- _Your objective_:
Each entry has to be copied exactly, with nothing missed.

»»

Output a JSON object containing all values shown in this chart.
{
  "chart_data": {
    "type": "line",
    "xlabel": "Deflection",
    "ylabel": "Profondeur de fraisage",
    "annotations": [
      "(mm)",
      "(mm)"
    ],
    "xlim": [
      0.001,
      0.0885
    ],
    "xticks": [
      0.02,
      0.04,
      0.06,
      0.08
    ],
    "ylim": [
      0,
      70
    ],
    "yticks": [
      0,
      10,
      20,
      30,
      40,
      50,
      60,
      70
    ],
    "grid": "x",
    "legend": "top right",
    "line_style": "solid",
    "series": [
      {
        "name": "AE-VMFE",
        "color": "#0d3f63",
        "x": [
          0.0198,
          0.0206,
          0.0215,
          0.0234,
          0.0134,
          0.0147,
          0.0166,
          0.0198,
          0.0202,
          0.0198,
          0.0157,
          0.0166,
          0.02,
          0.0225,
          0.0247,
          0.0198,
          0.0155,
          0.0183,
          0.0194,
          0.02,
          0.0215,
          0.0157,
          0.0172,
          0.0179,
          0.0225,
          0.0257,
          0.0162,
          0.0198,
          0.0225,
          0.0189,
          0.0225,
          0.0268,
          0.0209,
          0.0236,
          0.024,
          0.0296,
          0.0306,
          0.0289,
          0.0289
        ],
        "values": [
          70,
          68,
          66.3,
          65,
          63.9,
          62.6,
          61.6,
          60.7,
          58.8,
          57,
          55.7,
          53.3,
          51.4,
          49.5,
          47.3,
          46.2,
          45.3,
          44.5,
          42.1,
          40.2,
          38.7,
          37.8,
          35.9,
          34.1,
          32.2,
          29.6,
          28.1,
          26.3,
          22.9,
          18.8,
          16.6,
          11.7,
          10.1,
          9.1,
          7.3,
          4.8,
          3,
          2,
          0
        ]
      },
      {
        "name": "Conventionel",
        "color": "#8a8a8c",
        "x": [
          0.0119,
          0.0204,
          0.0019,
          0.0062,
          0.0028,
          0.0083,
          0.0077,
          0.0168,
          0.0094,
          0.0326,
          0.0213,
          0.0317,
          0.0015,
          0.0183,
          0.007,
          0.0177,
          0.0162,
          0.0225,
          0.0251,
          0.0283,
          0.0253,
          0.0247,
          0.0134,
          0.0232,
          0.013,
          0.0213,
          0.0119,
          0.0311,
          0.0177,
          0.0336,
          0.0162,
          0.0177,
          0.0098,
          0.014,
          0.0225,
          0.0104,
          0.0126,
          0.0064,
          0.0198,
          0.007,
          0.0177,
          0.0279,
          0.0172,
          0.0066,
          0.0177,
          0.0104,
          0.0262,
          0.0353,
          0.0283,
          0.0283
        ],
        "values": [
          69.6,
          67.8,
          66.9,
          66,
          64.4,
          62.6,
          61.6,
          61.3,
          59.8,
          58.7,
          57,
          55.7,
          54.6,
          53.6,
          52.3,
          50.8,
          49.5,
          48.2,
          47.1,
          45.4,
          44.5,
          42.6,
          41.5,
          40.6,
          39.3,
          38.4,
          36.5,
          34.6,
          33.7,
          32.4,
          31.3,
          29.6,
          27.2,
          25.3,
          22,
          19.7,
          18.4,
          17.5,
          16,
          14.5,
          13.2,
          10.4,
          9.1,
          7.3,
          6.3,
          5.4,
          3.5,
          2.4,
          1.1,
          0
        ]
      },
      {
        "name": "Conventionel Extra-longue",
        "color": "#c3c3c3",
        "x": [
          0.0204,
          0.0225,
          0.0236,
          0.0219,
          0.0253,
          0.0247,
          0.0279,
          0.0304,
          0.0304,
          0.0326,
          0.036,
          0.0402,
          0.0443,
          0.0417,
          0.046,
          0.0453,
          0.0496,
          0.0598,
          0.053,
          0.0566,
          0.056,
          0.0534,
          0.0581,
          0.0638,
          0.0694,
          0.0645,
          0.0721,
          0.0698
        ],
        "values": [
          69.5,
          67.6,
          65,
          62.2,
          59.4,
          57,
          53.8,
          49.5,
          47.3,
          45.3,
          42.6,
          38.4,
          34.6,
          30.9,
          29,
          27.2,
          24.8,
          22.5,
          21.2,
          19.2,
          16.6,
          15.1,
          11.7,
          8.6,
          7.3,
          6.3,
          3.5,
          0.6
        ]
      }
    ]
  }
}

««

- _Result of this task_:
Output a JSON object containing all values shown in this chart.
{
  "chart_data": {
    "type": "line",
    "xlabel": "Deflection",
    "ylabel": "Profondeur de fraisage",
    "annotations": [
      "(mm)",
      "(mm)"
    ],
    "xlim": [
      0.001,
      0.0885
    ],
    "xticks": [
      0.02,
      0.04,
      0.06,
      0.08
    ],
    "ylim": [
      0,
      70
    ],
    "yticks": [
      0,
      10,
      20,
      30,
      40,
      50,
      60,
      70
    ],
    "grid": "x",
    "legend": "top right",
    "line_style": "solid",
    "series": [
      {
        "name": "AE-VMFE",
        "color": "#0d3f63",
        "x": [
          0.0198,
          0.0206,
          0.0215,
          0.0234,
          0.0134,
          0.0147,
          0.0166,
          0.0198,
          0.0202,
          0.0198,
          0.0157,
          0.0166,
          0.02,
          0.0225,
          0.0247,
          0.0198,
          0.0155,
          0.0183,
          0.0194,
          0.02,
          0.0215,
          0.0157,
          0.0172,
          0.0179,
          0.0225,
          0.0257,
          0.0162,
          0.0198,
          0.0225,
          0.0189,
          0.0225,
          0.0268,
          0.0209,
          0.0236,
          0.024,
          0.0296,
          0.0306,
          0.0289,
          0.0289
        ],
        "values": [
          70,
          68,
          66.3,
          65,
          63.9,
          62.6,
          61.6,
          60.7,
          58.8,
          57,
          55.7,
          53.3,
          51.4,
          49.5,
          47.3,
          46.2,
          45.3,
          44.5,
          42.1,
          40.2,
          38.7,
          37.8,
          35.9,
          34.1,
          32.2,
          29.6,
          28.1,
          26.3,
          22.9,
          18.8,
          16.6,
          11.7,
          10.1,
          9.1,
          7.3,
          4.8,
          3,
          2,
          0
        ]
      },
      {
        "name": "Conventionel",
        "color": "#8a8a8c",
        "x": [
          0.0119,
          0.0204,
          0.0019,
          0.0062,
          0.0028,
          0.0083,
          0.0077,
          0.0168,
          0.0094,
          0.0326,
          0.0213,
          0.0317,
          0.0015,
          0.0183,
          0.007,
          0.0177,
          0.0162,
          0.0225,
          0.0251,
          0.0283,
          0.0253,
          0.0247,
          0.0134,
          0.0232,
          0.013,
          0.0213,
          0.0119,
          0.0311,
          0.0177,
          0.0336,
          0.0162,
          0.0177,
          0.0098,
          0.014,
          0.0225,
          0.0104,
          0.0126,
          0.0064,
          0.0198,
          0.007,
          0.0177,
          0.0279,
          0.0172,
          0.0066,
          0.0177,
          0.0104,
          0.0262,
          0.0353,
          0.0283,
          0.0283
        ],
        "values": [
          69.6,
          67.8,
          66.9,
          66,
          64.4,
          62.6,
          61.6,
          61.3,
          59.8,
          58.7,
          57,
          55.7,
          54.6,
          53.6,
          52.3,
          50.8,
          49.5,
          48.2,
          47.1,
          45.4,
          44.5,
          42.6,
          41.5,
          40.6,
          39.3,
          38.4,
          36.5,
          34.6,
          33.7,
          32.4,
          31.3,
          29.6,
          27.2,
          25.3,
          22,
          19.7,
          18.4,
          17.5,
          16,
          14.5,
          13.2,
          10.4,
          9.1,
          7.3,
          6.3,
          5.4,
          3.5,
          2.4,
          1.1,
          0
        ]
      },
      {
        "name": "Conventionel Extra-longue",
        "color": "#c3c3c3",
        "x": [
          0.0204,
          0.0225,
          0.0236,
          0.0219,
          0.0253,
          0.0247,
          0.0279,
          0.0304,
          0.0304,
          0.0326,
          0.036,
          0.0402,
          0.0443,
          0.0417,
          0.046,
          0.0453,
          0.0496,
          0.0598,
          0.053,
          0.0566,
          0.056,
          0.0534,
          0.0581,
          0.0638,
          0.0694,
          0.0645,
          0.0721,
          0.0698
        ],
        "values": [
          69.5,
          67.6,
          65,
          62.2,
          59.4,
          57,
          53.8,
          49.5,
          47.3,
          45.3,
          42.6,
          38.4,
          34.6,
          30.9,
          29,
          27.2,
          24.8,
          22.5,
          21.2,
          19.2,
          16.6,
          15.1,
          11.7,
          8.6,
          7.3,
          6.3,
          3.5,
          0.6
        ]
      }
    ]
  }
}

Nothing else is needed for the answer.